>> Start EXERCISE INPUT

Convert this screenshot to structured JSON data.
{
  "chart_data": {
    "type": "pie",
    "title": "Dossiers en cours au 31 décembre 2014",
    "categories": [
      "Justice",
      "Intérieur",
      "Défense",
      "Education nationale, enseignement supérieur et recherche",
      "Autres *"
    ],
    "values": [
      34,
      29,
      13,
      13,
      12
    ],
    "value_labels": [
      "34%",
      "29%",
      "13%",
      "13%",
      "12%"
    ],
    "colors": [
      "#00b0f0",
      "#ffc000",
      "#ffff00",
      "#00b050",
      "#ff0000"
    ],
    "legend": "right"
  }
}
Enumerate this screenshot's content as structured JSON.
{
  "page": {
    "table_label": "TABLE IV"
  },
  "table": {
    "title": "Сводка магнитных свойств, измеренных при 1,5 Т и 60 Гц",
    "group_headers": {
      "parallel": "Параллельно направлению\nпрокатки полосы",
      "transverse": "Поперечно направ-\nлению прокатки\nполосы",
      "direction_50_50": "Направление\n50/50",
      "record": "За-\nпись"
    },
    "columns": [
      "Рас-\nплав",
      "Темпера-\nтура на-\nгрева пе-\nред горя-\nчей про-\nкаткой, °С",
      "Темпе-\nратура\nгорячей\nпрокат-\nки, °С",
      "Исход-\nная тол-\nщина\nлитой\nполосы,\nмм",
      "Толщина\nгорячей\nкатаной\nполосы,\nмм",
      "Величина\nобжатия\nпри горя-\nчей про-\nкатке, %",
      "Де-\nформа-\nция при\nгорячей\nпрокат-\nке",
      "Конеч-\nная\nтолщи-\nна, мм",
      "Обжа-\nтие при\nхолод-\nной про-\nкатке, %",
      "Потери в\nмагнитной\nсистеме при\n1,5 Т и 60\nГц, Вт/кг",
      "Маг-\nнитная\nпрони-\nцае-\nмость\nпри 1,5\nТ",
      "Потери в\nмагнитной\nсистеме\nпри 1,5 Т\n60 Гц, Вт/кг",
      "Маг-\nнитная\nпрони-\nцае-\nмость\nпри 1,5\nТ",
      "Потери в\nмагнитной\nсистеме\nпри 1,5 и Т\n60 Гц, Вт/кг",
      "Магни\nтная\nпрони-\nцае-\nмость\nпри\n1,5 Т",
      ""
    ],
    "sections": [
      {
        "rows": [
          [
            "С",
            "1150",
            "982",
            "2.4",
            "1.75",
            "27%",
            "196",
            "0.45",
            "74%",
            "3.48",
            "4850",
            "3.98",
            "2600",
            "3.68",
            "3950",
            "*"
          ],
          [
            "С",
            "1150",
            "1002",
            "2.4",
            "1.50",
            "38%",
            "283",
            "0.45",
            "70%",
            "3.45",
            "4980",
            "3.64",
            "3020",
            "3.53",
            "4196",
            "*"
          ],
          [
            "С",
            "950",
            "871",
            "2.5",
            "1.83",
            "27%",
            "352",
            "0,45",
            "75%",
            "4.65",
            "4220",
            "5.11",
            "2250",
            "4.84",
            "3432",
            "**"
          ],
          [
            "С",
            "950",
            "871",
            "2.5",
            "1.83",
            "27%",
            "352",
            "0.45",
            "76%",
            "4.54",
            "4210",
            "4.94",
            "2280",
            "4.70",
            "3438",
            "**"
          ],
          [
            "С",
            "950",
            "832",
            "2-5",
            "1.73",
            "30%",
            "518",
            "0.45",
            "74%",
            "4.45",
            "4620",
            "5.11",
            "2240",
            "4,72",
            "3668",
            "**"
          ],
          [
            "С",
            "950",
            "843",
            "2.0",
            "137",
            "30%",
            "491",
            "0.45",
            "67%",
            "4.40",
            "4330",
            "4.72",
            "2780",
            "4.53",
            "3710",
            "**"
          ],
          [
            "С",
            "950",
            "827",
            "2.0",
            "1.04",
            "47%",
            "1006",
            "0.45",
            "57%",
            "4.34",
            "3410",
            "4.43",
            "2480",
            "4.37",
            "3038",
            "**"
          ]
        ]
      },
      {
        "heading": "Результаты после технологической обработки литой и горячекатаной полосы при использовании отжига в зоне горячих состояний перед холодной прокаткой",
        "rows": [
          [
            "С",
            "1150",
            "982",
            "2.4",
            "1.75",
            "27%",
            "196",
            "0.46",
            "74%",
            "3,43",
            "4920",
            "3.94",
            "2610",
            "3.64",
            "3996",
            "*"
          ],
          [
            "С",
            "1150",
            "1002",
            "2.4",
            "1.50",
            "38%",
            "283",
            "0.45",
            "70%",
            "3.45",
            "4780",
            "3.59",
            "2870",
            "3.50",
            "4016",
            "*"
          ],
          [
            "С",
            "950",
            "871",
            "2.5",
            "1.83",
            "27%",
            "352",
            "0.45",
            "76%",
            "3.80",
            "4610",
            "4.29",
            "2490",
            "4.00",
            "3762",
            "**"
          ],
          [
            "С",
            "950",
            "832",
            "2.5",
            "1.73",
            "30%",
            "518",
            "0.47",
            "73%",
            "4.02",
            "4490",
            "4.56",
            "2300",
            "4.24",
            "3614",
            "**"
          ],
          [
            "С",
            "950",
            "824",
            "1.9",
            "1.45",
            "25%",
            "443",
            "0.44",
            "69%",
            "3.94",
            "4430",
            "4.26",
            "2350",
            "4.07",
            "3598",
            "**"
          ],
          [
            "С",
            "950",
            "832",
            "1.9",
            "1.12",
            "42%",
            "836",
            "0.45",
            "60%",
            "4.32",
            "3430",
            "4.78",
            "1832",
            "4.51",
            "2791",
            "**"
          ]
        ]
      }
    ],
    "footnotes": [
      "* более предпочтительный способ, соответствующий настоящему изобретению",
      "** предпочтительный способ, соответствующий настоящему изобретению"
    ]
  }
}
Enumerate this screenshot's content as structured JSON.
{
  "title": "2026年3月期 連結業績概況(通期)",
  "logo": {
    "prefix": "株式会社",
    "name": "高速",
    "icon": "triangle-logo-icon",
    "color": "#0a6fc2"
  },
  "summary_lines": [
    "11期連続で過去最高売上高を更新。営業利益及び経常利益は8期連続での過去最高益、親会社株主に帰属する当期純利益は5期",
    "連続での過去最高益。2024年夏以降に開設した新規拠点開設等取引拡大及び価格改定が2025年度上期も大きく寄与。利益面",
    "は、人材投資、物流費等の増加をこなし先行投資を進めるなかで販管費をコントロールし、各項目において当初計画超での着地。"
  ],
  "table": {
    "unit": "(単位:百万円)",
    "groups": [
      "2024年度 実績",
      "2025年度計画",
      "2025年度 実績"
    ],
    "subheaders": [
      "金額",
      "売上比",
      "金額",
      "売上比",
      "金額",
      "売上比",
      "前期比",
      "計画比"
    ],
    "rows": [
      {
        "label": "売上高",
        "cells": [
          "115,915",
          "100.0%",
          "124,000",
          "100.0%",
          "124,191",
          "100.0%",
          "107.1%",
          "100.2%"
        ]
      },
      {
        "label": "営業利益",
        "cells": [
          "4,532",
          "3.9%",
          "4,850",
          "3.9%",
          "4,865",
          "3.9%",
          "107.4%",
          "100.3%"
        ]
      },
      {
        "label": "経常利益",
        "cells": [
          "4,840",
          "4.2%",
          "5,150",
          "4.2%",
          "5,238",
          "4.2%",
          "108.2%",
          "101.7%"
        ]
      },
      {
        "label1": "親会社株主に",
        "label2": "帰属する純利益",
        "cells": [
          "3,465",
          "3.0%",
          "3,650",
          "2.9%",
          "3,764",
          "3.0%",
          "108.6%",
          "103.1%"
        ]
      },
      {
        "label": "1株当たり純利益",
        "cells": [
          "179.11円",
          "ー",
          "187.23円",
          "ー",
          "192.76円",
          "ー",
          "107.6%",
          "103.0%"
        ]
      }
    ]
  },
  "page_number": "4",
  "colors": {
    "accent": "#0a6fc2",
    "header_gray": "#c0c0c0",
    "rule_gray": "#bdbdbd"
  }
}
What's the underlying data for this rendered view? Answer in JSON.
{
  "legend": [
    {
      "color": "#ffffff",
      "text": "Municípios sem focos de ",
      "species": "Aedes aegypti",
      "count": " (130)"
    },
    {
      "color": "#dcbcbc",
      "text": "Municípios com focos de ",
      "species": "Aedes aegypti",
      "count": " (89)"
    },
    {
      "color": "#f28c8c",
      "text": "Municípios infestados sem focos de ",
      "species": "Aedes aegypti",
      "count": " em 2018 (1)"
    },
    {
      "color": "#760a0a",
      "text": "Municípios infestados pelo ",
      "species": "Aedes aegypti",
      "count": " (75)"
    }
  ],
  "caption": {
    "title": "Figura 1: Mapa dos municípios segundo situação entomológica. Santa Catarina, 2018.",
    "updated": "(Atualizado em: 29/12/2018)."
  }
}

>> End EXERCISE INPUT

=== PROBLEM TO WORK ON ===
Of all the lines above, how many contain the word "предпочтительный"? Give the number and nothing else.

=== RESPONSE ===
2